> Given text:
Tell me, my charming reader chum, who is your favorite Disney princess? Snow White? Sleeping Beauty? Tiana? Rapunzel? After seeing Brave, Merida shot to first place. As stated in the title, Brave broke the princess standard, something I haven’t seen in the Disney formula for years. No prince charming that the princess is bound to from the beginning? A strong, independent female lead who values her freedom? Wh… what the hell is going on? And why do I love it so much? I’ll tell you why. It’s silly, dramatic, and delivers a sweet yet prominent message that’s easy to comprehend. This is a movie for Disney fans of all ages.
From the beginning, Merida is bombarded by instructions on how to be a perfect princess. Her mother, Elinor, is the prim and proper queen of a seaside Scottish Highland kingdom. When she calls upon the three clans of the Kingdom to compete for Merida’s hand, the princess sabotages the archery competition by taking part and winning her own hand.

> What you will do:
1 > In the Brave review, who is Merida's mother?
2 > Please list the Disney princesses that the Brave review names in the questions it asks its reader before Merida is mentioned.
3 > Carry on the Brave review from the point where it stops.

> Records provided:
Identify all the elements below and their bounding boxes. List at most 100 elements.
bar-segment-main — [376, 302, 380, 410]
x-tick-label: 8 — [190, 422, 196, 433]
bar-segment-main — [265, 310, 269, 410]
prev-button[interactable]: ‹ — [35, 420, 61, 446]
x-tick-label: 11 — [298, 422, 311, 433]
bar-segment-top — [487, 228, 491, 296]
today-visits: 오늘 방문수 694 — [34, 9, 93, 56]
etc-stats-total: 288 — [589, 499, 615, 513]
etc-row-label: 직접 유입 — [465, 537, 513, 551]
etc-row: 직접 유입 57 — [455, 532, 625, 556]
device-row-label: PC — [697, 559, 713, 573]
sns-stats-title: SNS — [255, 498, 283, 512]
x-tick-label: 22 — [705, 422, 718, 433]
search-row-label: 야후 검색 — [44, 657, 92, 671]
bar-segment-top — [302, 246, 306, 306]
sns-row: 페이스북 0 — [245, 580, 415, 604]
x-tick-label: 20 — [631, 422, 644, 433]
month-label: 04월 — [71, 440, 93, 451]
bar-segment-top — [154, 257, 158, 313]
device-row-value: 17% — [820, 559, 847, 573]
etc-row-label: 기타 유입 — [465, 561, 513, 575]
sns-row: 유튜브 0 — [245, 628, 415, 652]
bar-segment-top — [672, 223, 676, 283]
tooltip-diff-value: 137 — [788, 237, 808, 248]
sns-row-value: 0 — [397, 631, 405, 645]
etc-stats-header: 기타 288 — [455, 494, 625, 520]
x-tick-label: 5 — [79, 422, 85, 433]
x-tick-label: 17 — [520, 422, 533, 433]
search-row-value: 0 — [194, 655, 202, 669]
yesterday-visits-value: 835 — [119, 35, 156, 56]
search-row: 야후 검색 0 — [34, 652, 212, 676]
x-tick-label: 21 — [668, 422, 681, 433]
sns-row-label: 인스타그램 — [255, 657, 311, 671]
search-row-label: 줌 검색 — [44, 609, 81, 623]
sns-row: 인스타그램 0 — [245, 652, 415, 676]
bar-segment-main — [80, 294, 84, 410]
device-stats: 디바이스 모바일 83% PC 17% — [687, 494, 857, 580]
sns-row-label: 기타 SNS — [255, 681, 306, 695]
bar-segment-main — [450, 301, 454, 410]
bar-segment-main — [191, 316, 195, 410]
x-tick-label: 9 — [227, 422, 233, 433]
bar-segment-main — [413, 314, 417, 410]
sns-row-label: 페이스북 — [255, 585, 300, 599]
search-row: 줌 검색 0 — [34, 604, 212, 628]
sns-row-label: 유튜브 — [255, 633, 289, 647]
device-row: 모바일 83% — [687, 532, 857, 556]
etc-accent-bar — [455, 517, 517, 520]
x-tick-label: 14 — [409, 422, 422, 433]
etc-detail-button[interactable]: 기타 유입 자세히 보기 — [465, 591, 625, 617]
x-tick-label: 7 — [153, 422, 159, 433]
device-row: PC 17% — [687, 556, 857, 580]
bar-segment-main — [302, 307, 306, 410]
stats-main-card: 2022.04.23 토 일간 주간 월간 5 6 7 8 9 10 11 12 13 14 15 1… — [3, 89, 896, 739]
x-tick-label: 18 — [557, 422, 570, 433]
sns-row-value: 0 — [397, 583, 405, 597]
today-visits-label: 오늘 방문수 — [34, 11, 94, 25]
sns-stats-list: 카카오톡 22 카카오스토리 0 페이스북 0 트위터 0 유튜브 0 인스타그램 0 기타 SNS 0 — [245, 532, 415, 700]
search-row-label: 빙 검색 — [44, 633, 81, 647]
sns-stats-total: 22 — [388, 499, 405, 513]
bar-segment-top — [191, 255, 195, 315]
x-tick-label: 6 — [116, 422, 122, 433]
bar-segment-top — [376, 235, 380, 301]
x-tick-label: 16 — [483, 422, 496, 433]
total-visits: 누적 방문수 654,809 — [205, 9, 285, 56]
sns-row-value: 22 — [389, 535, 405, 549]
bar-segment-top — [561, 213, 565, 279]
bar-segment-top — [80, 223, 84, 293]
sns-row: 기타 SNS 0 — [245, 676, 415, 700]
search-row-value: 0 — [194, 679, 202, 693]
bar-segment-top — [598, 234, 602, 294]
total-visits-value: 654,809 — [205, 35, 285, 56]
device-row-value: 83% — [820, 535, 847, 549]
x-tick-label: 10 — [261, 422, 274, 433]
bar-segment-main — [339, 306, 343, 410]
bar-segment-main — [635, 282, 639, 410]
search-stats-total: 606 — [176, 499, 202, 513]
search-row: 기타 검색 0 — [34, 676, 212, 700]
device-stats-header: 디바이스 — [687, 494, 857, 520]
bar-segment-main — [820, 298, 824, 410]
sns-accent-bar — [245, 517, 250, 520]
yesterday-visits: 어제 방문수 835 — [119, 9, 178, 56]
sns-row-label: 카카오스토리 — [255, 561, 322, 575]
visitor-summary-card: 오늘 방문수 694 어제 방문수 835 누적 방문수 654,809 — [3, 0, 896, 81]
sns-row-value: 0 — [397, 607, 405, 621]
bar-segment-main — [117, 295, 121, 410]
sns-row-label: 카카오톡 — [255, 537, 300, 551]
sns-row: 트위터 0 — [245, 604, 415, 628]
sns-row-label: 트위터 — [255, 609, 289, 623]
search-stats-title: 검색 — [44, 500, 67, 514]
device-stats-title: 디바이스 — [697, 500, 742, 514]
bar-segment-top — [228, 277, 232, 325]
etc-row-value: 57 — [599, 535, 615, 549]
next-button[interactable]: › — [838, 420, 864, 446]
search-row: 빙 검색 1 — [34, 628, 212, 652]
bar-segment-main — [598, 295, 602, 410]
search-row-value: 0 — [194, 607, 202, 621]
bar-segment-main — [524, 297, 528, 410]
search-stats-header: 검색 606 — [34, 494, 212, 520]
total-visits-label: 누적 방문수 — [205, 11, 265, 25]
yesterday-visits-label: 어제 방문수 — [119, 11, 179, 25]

==

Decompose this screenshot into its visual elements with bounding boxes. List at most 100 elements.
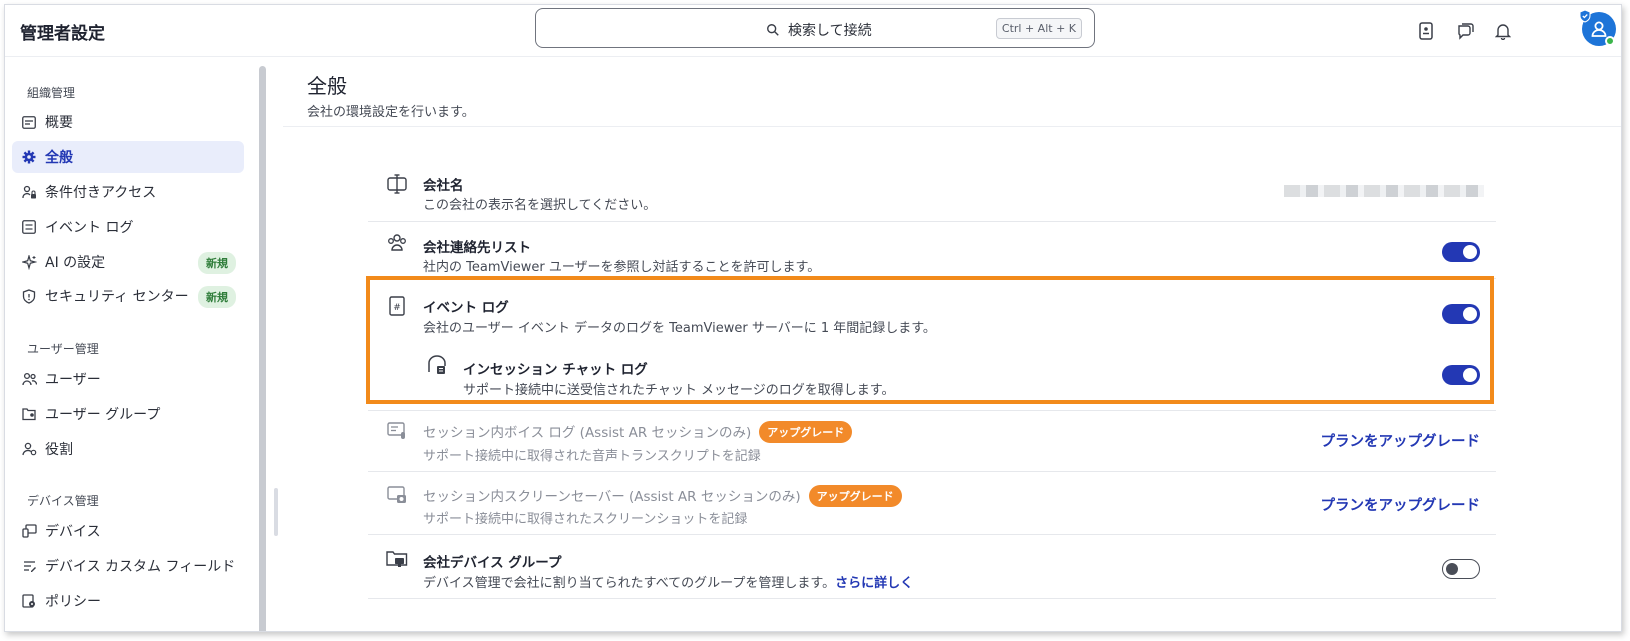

> Results of the tasks:
1 > Elinor, the queen of a seaside Scottish Highland kingdom.

2 > Snow White, Sleeping Beauty, Tiana, Rapunzel

3 >
This is where a twin set of plots come in. One is relevant to the prologue of the movie, in which a young Merida discovers a will o’ the wisp and learns that they’re said to guide travelers to their fate. In a desperate attempt to stop her mother from controlling her life, she makes a deal with a witch in order to “change” her. This turns her into a bear, and the change will be permanent on the second sunrise. Simultaneously, the three clans and the kingdom are bordering war because of the insult presented by Merida’s refusal to marry. There’s a lot to fix.
It’s a fair balance between silly and serious, the darkest aspect has to be Mor’du, the black bear that took King Fergus’s leg. He (not Fergus) nearly ate Merida when she was a child, and he appears again several times to do the same. He’s also the center of a few big reveals, so don’t set him aside as the obligatory antagonist. There’s more to him, eh?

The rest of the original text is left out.